* **REQUIREMENT**: Could you copy every line from the material below in which "Total" appears?

Entries from a dataset:
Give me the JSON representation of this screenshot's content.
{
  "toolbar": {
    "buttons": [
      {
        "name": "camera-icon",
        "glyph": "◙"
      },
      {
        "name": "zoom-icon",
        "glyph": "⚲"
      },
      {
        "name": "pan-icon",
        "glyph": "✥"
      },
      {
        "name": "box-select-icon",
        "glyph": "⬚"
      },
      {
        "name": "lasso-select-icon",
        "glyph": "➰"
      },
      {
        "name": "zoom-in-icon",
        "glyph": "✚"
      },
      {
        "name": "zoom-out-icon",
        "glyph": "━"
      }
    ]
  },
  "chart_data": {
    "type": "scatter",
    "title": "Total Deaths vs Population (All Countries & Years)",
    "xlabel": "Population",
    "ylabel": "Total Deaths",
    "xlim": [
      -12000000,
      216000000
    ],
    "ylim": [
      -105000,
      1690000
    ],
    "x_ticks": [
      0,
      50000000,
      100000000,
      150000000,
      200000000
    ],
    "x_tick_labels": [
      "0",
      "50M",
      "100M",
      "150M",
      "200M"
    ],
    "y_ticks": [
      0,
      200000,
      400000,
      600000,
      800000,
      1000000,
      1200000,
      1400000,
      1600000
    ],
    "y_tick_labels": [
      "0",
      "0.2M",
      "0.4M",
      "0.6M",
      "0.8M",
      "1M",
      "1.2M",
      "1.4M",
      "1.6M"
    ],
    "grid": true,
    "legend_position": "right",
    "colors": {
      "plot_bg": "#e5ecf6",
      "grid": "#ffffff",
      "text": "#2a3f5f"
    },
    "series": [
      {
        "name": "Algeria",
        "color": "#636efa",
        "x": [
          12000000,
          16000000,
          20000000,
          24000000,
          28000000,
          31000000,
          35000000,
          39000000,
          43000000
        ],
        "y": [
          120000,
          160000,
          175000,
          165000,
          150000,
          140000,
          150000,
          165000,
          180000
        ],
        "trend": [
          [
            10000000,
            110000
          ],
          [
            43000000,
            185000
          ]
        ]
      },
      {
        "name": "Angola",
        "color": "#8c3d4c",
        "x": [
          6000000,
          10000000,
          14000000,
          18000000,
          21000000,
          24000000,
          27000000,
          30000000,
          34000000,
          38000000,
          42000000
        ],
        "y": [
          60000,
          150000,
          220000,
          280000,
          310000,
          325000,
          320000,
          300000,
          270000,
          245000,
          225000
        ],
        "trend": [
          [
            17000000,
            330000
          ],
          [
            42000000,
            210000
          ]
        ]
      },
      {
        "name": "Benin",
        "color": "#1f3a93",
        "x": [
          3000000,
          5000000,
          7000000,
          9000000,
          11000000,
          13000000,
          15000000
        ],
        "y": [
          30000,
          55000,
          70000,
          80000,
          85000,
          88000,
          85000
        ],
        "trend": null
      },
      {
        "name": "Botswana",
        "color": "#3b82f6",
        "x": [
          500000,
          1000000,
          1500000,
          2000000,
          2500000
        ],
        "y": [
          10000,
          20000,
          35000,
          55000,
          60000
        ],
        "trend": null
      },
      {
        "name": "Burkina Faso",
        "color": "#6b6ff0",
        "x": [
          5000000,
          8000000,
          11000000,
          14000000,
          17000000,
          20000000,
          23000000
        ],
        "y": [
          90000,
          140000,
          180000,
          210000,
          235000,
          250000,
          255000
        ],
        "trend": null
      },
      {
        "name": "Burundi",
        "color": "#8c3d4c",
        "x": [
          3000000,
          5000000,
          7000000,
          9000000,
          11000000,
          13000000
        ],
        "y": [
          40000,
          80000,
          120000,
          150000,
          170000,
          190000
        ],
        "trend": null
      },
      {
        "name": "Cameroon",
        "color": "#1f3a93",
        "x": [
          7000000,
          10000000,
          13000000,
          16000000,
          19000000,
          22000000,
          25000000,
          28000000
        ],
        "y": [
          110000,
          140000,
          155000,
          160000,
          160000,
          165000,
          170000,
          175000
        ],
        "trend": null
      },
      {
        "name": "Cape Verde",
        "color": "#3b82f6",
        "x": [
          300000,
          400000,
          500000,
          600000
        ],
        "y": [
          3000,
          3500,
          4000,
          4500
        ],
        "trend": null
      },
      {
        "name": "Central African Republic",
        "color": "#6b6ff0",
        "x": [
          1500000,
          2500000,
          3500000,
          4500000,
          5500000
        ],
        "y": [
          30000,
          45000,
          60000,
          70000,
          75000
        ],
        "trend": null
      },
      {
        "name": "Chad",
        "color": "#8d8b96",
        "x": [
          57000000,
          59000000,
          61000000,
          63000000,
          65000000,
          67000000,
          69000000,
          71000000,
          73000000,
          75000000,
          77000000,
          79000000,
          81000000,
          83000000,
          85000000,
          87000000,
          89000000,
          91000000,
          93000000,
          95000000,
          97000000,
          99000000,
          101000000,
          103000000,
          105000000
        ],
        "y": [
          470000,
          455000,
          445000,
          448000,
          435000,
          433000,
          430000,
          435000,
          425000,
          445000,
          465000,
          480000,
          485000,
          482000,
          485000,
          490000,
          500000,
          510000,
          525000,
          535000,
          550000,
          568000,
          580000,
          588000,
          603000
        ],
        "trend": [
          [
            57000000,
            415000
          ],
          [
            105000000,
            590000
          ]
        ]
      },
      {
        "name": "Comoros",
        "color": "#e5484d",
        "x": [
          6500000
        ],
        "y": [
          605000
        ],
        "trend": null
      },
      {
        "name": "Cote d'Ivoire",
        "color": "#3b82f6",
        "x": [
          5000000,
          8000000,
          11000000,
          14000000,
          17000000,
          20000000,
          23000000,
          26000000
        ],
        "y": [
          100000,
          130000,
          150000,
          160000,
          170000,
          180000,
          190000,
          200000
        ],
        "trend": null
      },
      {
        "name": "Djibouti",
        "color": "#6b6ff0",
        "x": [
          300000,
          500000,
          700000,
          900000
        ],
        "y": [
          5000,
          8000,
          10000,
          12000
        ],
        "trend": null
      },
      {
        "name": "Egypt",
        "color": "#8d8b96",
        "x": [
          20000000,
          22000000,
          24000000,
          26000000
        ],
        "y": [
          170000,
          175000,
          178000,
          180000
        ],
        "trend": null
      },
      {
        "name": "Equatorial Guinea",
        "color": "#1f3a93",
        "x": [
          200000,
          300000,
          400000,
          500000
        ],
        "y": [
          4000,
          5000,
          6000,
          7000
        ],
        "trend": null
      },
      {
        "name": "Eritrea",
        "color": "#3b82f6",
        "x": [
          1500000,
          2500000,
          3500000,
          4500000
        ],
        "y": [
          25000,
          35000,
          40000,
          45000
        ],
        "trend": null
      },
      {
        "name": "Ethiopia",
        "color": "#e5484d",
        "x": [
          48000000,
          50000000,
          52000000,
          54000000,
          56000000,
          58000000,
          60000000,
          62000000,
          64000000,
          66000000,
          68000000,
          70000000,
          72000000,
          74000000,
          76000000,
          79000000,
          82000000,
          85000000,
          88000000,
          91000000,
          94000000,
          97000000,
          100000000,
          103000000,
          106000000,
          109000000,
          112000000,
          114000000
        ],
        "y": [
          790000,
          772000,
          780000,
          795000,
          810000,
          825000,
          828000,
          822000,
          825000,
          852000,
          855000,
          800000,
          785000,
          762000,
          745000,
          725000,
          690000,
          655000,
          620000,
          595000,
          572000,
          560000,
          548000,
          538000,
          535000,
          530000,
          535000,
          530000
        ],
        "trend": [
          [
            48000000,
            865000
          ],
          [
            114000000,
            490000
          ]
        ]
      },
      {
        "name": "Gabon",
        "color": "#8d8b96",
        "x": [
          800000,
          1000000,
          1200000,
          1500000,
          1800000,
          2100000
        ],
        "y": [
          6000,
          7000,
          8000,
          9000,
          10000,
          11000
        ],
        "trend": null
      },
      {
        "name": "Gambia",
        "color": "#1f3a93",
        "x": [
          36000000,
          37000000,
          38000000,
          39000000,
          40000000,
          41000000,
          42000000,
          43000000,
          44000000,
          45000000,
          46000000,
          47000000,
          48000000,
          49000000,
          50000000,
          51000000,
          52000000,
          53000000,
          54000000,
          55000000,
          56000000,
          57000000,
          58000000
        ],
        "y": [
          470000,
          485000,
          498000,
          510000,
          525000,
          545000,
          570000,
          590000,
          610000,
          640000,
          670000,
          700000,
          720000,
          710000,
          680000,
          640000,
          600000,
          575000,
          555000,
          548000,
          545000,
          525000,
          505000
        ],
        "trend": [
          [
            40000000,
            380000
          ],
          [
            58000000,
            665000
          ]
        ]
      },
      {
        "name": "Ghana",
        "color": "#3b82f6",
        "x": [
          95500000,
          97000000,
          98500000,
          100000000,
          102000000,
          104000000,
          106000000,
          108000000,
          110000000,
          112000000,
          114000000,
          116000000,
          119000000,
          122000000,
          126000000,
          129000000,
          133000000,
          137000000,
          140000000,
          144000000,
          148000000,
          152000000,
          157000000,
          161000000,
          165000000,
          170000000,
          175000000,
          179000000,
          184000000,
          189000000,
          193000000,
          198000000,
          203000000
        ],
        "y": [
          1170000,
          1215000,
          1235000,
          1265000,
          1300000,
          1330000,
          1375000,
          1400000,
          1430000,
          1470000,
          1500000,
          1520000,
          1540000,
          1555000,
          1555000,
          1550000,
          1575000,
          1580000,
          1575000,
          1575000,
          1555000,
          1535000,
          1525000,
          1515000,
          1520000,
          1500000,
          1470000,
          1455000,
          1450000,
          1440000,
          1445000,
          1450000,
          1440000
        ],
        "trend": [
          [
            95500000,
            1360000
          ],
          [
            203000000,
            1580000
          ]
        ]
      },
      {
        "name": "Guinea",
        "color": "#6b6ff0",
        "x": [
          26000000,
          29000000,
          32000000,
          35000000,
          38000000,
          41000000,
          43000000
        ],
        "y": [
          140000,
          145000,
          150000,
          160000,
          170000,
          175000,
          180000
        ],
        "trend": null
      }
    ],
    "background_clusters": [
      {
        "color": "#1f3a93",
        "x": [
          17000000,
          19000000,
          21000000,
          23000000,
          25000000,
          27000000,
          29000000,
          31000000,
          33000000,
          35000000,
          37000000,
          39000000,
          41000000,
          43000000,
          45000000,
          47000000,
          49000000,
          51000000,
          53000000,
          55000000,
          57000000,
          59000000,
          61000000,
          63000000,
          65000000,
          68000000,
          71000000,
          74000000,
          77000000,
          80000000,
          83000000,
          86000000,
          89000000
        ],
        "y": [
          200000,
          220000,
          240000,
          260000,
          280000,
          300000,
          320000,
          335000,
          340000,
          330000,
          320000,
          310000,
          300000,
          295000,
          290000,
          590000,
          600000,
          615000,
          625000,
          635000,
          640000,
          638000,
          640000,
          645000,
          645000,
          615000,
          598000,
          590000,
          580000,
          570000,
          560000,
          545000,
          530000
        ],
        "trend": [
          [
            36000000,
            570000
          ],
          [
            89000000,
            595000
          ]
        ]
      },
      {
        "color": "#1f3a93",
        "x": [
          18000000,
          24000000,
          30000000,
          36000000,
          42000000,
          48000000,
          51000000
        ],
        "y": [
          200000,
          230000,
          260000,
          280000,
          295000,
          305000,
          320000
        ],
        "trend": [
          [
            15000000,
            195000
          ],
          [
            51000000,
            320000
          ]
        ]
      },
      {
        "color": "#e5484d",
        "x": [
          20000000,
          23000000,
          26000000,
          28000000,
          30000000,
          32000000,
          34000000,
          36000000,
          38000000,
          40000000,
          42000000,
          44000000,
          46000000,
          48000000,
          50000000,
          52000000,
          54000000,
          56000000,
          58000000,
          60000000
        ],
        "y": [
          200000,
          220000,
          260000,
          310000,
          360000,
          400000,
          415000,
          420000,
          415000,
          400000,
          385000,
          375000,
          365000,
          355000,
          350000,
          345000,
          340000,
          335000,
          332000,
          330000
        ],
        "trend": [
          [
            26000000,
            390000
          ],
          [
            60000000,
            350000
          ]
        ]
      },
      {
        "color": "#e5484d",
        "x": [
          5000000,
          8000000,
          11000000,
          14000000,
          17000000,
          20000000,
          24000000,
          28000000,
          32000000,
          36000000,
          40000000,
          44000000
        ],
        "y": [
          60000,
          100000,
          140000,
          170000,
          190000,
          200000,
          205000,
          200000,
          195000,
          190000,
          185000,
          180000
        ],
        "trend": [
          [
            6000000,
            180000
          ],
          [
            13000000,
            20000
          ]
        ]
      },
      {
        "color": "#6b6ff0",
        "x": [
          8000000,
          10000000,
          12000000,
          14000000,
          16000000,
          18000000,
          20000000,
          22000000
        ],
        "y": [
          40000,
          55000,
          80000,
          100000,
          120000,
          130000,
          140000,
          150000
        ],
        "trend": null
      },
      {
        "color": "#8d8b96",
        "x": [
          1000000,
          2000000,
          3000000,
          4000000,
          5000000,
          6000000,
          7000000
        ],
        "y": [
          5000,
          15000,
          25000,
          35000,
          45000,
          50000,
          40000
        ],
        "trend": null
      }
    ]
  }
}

* **SOLVED PROBLEM**:
    "title": "Total Deaths vs Population (All Countries & Years)",
    "ylabel": "Total Deaths",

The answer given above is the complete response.